++++ Excerpted text

How is it possible to perform an action that rebels against the very order by which anything exists at all, including actions? Admittedly, no action can rebel against the whole of such an order at once because this would remove the possibility of its existing at all, as Aquinas and Augustine point out.1 It remains a mystery however, that it can rebel against any of it. Puzzling though it is, this view of the morally evil action—that it is a kind of rebellion against reality itself—dominated the old Western tradition. Paradoxically, it made evil into a bigger affair than if the concept filled a more normal ontological category. This starkly contrasts with the view articulated in a work of the Japanese novelist Endo that compares pantheist Japan to the "swamp" that absorbs everything,2 meaning that good and evil are seen as growing up alongside one another, each having its place within a larger context. Life produces evil as well as good, and we must learn to live with the one as with the other. One of Endo's characters says (concerning an act of adultery), "There was some regret, some uneasiness, some self-contempt; but as soon as I [End Page 133] was sure that no one had ferreted out my secret, all this soon went away."3 Evil is no large mystery here. The Western tradition, by contrast, thought it was mysterious indeed, requiring nothing short of divine intervention, if we were to get over it.

++++++++
++++ Given information

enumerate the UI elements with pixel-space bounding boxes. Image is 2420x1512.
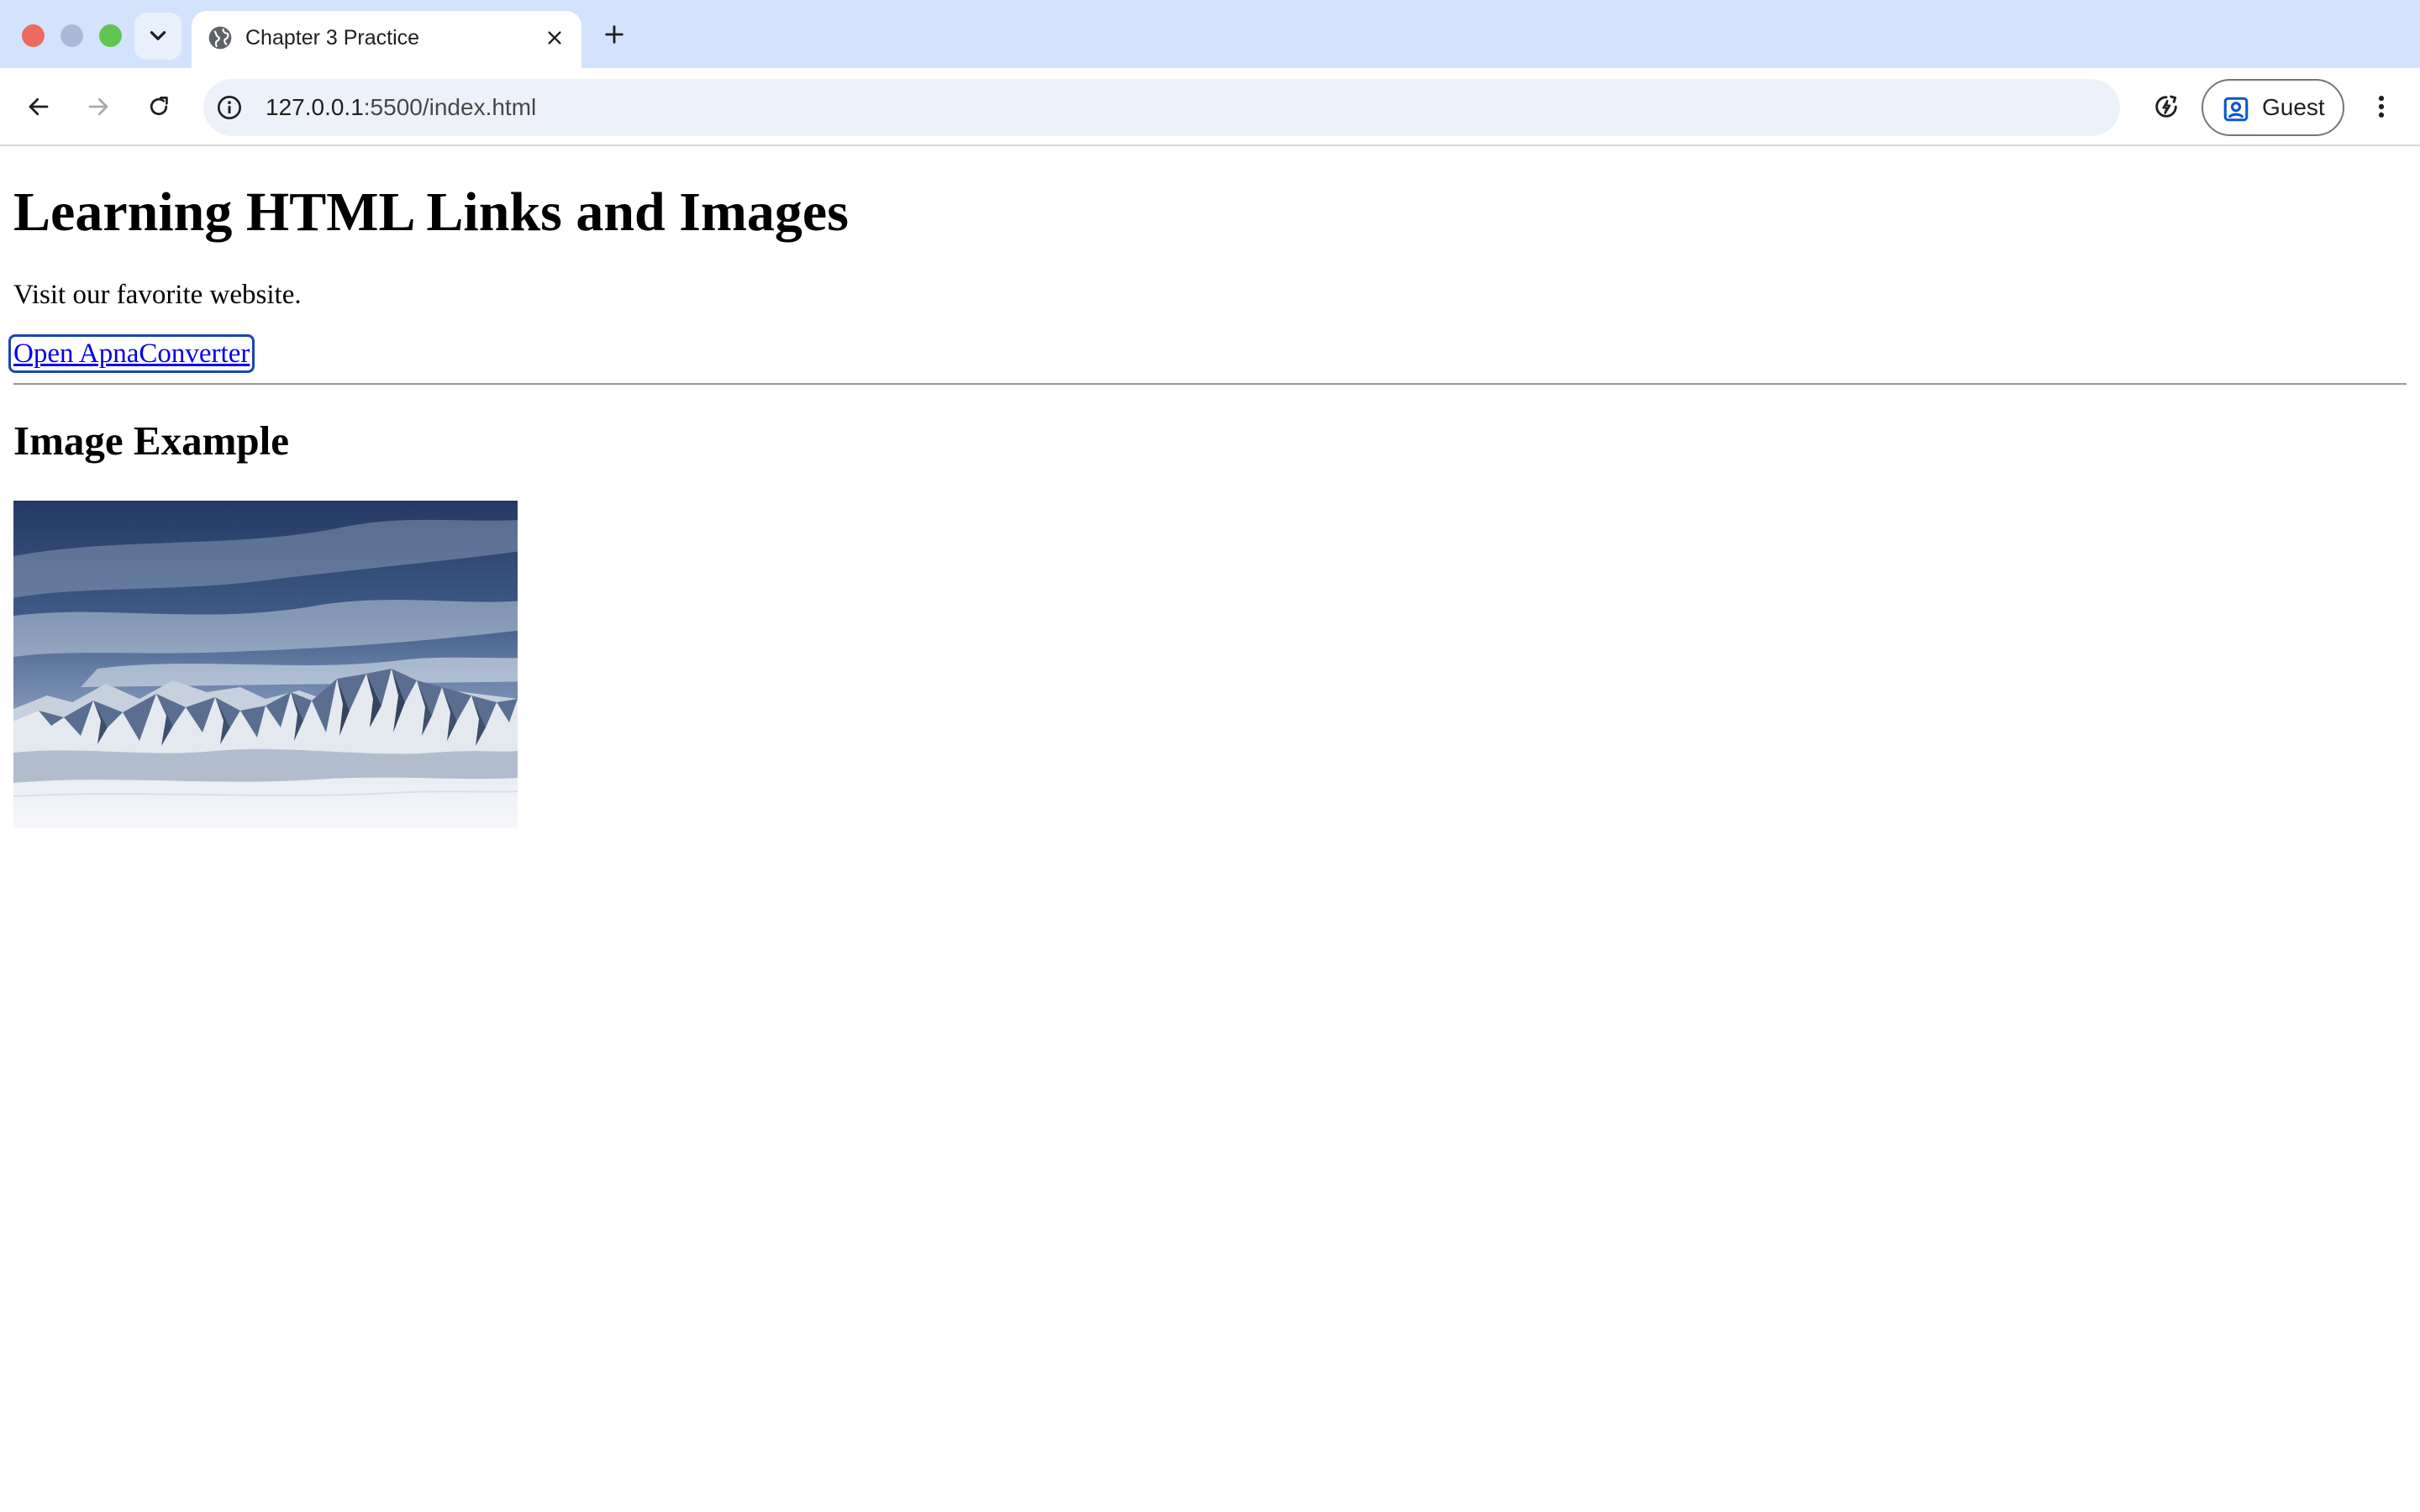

++++++++

__Tasks and exercises__
[a] List every person named in the passage on moral evil.
[b] Extend the passage on moral evil with a few more sentences that follow on from its final sentence.

__Answers below__
[a] Aquinas, Augustine, Endo

[b]
One of the main problems of the Western notion of evil is the question of how evil is possible at all. Reality is convertible with good, as the scholastics said,4 so that evil actions subscribe in their own way to the same order that good actions do, moved by a hope of advantage and acknowledging the created natures of things if they are to be real and effective. When Aquinas asks whether good is ultimately responsible for evil actions, he answers in the affirmative, at least in as much as such actions are actions, and part of the natural economy on which all actions rely if they are to exist at all.5 In this article, I will try to examine what the Western notion of evil implies for the desire and knowledge of the agent who does evil. I will conclude that the negative quality of evil finds its way into the action itself, so that an evil action is not only aimed at a deficiency, but is itself deficient as an action—a bizarre combination of willing and not-willing and of knowing and not-knowing.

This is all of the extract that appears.